═════ LISTING ═════

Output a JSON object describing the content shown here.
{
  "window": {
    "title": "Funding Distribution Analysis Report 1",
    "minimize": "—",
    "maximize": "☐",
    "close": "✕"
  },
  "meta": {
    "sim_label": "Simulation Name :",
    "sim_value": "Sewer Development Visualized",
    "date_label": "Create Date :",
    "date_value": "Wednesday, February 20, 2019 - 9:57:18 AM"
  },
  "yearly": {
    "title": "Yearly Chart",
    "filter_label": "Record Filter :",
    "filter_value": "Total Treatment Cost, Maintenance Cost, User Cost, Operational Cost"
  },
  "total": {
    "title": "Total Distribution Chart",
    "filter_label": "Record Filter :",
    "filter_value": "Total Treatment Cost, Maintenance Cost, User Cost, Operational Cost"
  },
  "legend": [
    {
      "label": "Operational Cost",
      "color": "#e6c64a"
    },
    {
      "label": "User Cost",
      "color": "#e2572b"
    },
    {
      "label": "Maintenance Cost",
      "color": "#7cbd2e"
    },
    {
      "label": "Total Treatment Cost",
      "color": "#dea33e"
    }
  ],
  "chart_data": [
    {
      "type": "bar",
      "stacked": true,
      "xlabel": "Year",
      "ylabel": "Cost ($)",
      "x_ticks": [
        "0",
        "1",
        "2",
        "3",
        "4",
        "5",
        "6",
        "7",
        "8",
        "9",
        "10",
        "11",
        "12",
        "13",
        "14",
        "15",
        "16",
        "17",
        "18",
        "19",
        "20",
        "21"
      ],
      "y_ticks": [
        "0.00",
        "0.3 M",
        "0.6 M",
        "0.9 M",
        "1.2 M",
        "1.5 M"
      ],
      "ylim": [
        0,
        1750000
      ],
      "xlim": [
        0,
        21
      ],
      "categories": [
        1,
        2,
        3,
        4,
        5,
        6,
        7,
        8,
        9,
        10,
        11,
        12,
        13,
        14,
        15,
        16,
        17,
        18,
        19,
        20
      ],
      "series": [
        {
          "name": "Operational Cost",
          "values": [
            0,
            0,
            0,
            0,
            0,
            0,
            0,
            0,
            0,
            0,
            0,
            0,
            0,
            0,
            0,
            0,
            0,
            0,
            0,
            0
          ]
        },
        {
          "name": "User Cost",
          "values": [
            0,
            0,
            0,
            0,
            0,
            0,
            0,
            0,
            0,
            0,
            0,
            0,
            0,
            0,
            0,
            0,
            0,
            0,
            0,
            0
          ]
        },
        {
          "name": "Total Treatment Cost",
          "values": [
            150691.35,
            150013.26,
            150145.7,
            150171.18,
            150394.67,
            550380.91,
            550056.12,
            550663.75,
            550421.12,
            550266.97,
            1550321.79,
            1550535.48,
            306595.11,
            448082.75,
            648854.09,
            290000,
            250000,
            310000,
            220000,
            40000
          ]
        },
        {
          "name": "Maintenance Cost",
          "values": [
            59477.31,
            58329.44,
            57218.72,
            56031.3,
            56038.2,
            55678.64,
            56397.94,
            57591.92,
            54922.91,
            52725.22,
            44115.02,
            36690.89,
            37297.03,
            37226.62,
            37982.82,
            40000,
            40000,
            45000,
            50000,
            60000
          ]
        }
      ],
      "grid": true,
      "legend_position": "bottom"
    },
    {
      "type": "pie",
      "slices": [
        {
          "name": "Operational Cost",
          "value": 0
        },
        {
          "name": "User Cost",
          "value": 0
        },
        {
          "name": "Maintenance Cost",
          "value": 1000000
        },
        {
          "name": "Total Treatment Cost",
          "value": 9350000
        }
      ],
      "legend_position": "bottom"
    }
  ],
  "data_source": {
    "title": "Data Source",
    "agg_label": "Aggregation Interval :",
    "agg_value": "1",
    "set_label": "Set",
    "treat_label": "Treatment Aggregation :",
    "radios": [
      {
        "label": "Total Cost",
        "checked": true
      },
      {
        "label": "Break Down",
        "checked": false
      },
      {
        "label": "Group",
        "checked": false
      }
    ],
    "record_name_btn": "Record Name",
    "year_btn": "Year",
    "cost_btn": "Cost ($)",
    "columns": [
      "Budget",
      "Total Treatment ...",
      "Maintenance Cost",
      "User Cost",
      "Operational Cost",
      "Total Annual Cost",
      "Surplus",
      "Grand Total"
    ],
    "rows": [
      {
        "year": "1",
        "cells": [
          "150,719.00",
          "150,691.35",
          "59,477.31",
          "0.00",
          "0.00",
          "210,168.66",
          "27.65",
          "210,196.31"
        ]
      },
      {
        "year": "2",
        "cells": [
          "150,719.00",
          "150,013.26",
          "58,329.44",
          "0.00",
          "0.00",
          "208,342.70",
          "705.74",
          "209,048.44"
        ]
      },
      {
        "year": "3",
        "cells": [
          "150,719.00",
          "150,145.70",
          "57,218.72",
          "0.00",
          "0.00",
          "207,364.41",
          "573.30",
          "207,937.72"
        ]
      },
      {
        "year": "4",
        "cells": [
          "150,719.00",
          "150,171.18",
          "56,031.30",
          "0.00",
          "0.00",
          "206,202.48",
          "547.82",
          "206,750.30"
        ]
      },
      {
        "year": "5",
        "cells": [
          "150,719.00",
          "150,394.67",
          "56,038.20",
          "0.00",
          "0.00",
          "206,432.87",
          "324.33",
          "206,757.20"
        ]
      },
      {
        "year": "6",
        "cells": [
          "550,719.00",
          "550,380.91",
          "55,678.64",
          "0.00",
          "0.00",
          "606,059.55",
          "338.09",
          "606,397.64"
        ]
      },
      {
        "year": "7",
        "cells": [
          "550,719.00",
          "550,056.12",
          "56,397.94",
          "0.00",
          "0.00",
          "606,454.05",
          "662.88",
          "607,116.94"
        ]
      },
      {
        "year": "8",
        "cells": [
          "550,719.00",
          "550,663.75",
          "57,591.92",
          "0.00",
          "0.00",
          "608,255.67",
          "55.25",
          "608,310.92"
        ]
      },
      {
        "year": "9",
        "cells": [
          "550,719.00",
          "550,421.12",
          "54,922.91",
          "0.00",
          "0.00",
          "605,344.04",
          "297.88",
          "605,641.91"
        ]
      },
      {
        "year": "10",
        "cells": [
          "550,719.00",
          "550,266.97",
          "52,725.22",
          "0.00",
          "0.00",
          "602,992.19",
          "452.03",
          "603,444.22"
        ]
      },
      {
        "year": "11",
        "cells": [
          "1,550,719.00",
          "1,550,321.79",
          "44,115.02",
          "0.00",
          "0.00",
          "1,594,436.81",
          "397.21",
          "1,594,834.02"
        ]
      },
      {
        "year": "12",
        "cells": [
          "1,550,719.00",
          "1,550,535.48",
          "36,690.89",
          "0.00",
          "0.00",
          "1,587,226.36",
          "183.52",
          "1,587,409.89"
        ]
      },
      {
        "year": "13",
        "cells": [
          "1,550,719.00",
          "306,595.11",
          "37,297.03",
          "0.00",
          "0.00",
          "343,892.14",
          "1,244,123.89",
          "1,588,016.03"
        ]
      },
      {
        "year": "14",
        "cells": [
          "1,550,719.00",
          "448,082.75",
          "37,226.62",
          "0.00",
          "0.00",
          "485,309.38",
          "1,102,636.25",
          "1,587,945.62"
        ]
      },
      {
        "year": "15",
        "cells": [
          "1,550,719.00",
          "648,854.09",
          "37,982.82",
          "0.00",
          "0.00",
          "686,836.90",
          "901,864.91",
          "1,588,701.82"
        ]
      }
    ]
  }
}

═════

**EXERCISE AIM:** Every entry in the listing must be retyped exactly.

**SOLUTION FOR THIS PROBLEM:**
Output a JSON object describing the content shown here.
{
  "window": {
    "title": "Funding Distribution Analysis Report 1",
    "minimize": "—",
    "maximize": "☐",
    "close": "✕"
  },
  "meta": {
    "sim_label": "Simulation Name :",
    "sim_value": "Sewer Development Visualized",
    "date_label": "Create Date :",
    "date_value": "Wednesday, February 20, 2019 - 9:57:18 AM"
  },
  "yearly": {
    "title": "Yearly Chart",
    "filter_label": "Record Filter :",
    "filter_value": "Total Treatment Cost, Maintenance Cost, User Cost, Operational Cost"
  },
  "total": {
    "title": "Total Distribution Chart",
    "filter_label": "Record Filter :",
    "filter_value": "Total Treatment Cost, Maintenance Cost, User Cost, Operational Cost"
  },
  "legend": [
    {
      "label": "Operational Cost",
      "color": "#e6c64a"
    },
    {
      "label": "User Cost",
      "color": "#e2572b"
    },
    {
      "label": "Maintenance Cost",
      "color": "#7cbd2e"
    },
    {
      "label": "Total Treatment Cost",
      "color": "#dea33e"
    }
  ],
  "chart_data": [
    {
      "type": "bar",
      "stacked": true,
      "xlabel": "Year",
      "ylabel": "Cost ($)",
      "x_ticks": [
        "0",
        "1",
        "2",
        "3",
        "4",
        "5",
        "6",
        "7",
        "8",
        "9",
        "10",
        "11",
        "12",
        "13",
        "14",
        "15",
        "16",
        "17",
        "18",
        "19",
        "20",
        "21"
      ],
      "y_ticks": [
        "0.00",
        "0.3 M",
        "0.6 M",
        "0.9 M",
        "1.2 M",
        "1.5 M"
      ],
      "ylim": [
        0,
        1750000
      ],
      "xlim": [
        0,
        21
      ],
      "categories": [
        1,
        2,
        3,
        4,
        5,
        6,
        7,
        8,
        9,
        10,
        11,
        12,
        13,
        14,
        15,
        16,
        17,
        18,
        19,
        20
      ],
      "series": [
        {
          "name": "Operational Cost",
          "values": [
            0,
            0,
            0,
            0,
            0,
            0,
            0,
            0,
            0,
            0,
            0,
            0,
            0,
            0,
            0,
            0,
            0,
            0,
            0,
            0
          ]
        },
        {
          "name": "User Cost",
          "values": [
            0,
            0,
            0,
            0,
            0,
            0,
            0,
            0,
            0,
            0,
            0,
            0,
            0,
            0,
            0,
            0,
            0,
            0,
            0,
            0
          ]
        },
        {
          "name": "Total Treatment Cost",
          "values": [
            150691.35,
            150013.26,
            150145.7,
            150171.18,
            150394.67,
            550380.91,
            550056.12,
            550663.75,
            550421.12,
            550266.97,
            1550321.79,
            1550535.48,
            306595.11,
            448082.75,
            648854.09,
            290000,
            250000,
            310000,
            220000,
            40000
          ]
        },
        {
          "name": "Maintenance Cost",
          "values": [
            59477.31,
            58329.44,
            57218.72,
            56031.3,
            56038.2,
            55678.64,
            56397.94,
            57591.92,
            54922.91,
            52725.22,
            44115.02,
            36690.89,
            37297.03,
            37226.62,
            37982.82,
            40000,
            40000,
            45000,
            50000,
            60000
          ]
        }
      ],
      "grid": true,
      "legend_position": "bottom"
    },
    {
      "type": "pie",
      "slices": [
        {
          "name": "Operational Cost",
          "value": 0
        },
        {
          "name": "User Cost",
          "value": 0
        },
        {
          "name": "Maintenance Cost",
          "value": 1000000
        },
        {
          "name": "Total Treatment Cost",
          "value": 9350000
        }
      ],
      "legend_position": "bottom"
    }
  ],
  "data_source": {
    "title": "Data Source",
    "agg_label": "Aggregation Interval :",
    "agg_value": "1",
    "set_label": "Set",
    "treat_label": "Treatment Aggregation :",
    "radios": [
      {
        "label": "Total Cost",
        "checked": true
      },
      {
        "label": "Break Down",
        "checked": false
      },
      {
        "label": "Group",
        "checked": false
      }
    ],
    "record_name_btn": "Record Name",
    "year_btn": "Year",
    "cost_btn": "Cost ($)",
    "columns": [
      "Budget",
      "Total Treatment ...",
      "Maintenance Cost",
      "User Cost",
      "Operational Cost",
      "Total Annual Cost",
      "Surplus",
      "Grand Total"
    ],
    "rows": [
      {
        "year": "1",
        "cells": [
          "150,719.00",
          "150,691.35",
          "59,477.31",
          "0.00",
          "0.00",
          "210,168.66",
          "27.65",
          "210,196.31"
        ]
      },
      {
        "year": "2",
        "cells": [
          "150,719.00",
          "150,013.26",
          "58,329.44",
          "0.00",
          "0.00",
          "208,342.70",
          "705.74",
          "209,048.44"
        ]
      },
      {
        "year": "3",
        "cells": [
          "150,719.00",
          "150,145.70",
          "57,218.72",
          "0.00",
          "0.00",
          "207,364.41",
          "573.30",
          "207,937.72"
        ]
      },
      {
        "year": "4",
        "cells": [
          "150,719.00",
          "150,171.18",
          "56,031.30",
          "0.00",
          "0.00",
          "206,202.48",
          "547.82",
          "206,750.30"
        ]
      },
      {
        "year": "5",
        "cells": [
          "150,719.00",
          "150,394.67",
          "56,038.20",
          "0.00",
          "0.00",
          "206,432.87",
          "324.33",
          "206,757.20"
        ]
      },
      {
        "year": "6",
        "cells": [
          "550,719.00",
          "550,380.91",
          "55,678.64",
          "0.00",
          "0.00",
          "606,059.55",
          "338.09",
          "606,397.64"
        ]
      },
      {
        "year": "7",
        "cells": [
          "550,719.00",
          "550,056.12",
          "56,397.94",
          "0.00",
          "0.00",
          "606,454.05",
          "662.88",
          "607,116.94"
        ]
      },
      {
        "year": "8",
        "cells": [
          "550,719.00",
          "550,663.75",
          "57,591.92",
          "0.00",
          "0.00",
          "608,255.67",
          "55.25",
          "608,310.92"
        ]
      },
      {
        "year": "9",
        "cells": [
          "550,719.00",
          "550,421.12",
          "54,922.91",
          "0.00",
          "0.00",
          "605,344.04",
          "297.88",
          "605,641.91"
        ]
      },
      {
        "year": "10",
        "cells": [
          "550,719.00",
          "550,266.97",
          "52,725.22",
          "0.00",
          "0.00",
          "602,992.19",
          "452.03",
          "603,444.22"
        ]
      },
      {
        "year": "11",
        "cells": [
          "1,550,719.00",
          "1,550,321.79",
          "44,115.02",
          "0.00",
          "0.00",
          "1,594,436.81",
          "397.21",
          "1,594,834.02"
        ]
      },
      {
        "year": "12",
        "cells": [
          "1,550,719.00",
          "1,550,535.48",
          "36,690.89",
          "0.00",
          "0.00",
          "1,587,226.36",
          "183.52",
          "1,587,409.89"
        ]
      },
      {
        "year": "13",
        "cells": [
          "1,550,719.00",
          "306,595.11",
          "37,297.03",
          "0.00",
          "0.00",
          "343,892.14",
          "1,244,123.89",
          "1,588,016.03"
        ]
      },
      {
        "year": "14",
        "cells": [
          "1,550,719.00",
          "448,082.75",
          "37,226.62",
          "0.00",
          "0.00",
          "485,309.38",
          "1,102,636.25",
          "1,587,945.62"
        ]
      },
      {
        "year": "15",
        "cells": [
          "1,550,719.00",
          "648,854.09",
          "37,982.82",
          "0.00",
          "0.00",
          "686,836.90",
          "901,864.91",
          "1,588,701.82"
        ]
      }
    ]
  }
}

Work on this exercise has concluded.